### Your objective:
Only the number is wanted: tally the lines below that contain the word "title".

### Input:
==*==

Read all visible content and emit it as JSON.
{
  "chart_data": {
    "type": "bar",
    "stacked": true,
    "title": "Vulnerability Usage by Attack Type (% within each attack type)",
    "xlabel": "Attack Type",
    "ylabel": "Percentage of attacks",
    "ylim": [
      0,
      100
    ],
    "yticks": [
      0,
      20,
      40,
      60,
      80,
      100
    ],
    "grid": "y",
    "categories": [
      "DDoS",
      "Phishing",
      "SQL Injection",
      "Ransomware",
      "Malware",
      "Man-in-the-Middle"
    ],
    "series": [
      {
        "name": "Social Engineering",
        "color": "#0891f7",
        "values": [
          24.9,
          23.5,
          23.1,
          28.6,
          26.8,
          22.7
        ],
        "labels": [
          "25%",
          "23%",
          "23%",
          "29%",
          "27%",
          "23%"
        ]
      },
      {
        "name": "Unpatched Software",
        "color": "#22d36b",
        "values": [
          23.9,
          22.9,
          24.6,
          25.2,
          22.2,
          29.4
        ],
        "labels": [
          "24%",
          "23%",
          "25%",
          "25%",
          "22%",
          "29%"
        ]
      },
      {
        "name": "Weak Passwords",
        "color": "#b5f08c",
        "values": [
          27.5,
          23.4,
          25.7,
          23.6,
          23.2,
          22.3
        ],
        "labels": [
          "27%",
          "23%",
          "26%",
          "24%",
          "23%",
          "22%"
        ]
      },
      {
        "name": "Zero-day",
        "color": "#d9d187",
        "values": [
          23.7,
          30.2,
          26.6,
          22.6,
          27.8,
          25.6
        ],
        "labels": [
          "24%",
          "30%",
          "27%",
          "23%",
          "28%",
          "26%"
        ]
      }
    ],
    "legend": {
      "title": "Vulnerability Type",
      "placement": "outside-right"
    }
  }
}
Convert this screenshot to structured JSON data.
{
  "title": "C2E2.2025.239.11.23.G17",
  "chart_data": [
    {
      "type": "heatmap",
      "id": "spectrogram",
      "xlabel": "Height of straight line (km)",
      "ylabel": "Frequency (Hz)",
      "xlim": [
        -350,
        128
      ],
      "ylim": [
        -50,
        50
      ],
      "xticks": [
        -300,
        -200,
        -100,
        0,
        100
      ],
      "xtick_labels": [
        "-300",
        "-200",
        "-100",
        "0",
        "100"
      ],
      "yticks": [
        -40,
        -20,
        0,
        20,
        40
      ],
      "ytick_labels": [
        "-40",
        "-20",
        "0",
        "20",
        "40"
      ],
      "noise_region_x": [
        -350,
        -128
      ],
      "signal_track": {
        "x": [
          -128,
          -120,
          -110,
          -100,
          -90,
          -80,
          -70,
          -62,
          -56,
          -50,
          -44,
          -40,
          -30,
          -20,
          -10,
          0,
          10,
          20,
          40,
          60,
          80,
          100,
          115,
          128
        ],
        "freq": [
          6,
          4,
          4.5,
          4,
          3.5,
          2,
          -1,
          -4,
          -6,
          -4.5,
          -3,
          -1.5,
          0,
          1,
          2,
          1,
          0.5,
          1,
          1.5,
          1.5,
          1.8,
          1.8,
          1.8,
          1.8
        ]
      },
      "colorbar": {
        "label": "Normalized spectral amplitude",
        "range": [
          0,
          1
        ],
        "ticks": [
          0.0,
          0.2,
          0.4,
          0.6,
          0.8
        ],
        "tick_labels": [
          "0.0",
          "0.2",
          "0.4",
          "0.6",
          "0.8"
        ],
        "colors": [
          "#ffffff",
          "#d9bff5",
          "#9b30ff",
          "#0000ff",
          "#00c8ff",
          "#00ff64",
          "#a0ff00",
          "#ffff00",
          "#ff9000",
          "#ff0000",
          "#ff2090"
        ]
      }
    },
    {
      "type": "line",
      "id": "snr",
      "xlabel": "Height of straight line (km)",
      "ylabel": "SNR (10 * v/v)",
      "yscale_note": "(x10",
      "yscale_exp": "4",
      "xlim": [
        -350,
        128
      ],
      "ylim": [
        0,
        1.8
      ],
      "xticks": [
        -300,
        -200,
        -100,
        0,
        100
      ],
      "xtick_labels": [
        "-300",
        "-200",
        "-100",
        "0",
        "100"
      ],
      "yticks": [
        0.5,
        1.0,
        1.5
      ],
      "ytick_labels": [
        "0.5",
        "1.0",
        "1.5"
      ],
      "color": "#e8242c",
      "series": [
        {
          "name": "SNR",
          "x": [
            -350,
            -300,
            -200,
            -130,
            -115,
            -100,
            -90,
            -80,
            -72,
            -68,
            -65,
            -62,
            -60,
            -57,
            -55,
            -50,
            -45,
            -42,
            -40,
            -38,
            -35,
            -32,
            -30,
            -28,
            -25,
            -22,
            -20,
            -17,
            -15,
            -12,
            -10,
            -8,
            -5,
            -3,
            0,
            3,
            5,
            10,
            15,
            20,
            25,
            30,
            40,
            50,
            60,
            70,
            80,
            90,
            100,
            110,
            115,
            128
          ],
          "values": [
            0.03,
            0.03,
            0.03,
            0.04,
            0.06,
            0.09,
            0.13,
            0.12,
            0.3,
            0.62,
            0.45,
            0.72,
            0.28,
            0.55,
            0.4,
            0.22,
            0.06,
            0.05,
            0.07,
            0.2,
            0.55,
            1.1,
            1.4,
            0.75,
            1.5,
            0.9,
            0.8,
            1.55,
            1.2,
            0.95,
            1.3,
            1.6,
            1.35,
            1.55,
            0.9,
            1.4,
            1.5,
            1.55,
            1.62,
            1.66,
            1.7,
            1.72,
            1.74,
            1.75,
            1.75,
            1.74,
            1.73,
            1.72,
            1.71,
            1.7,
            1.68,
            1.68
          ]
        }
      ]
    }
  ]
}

==*==

### Answer below:
3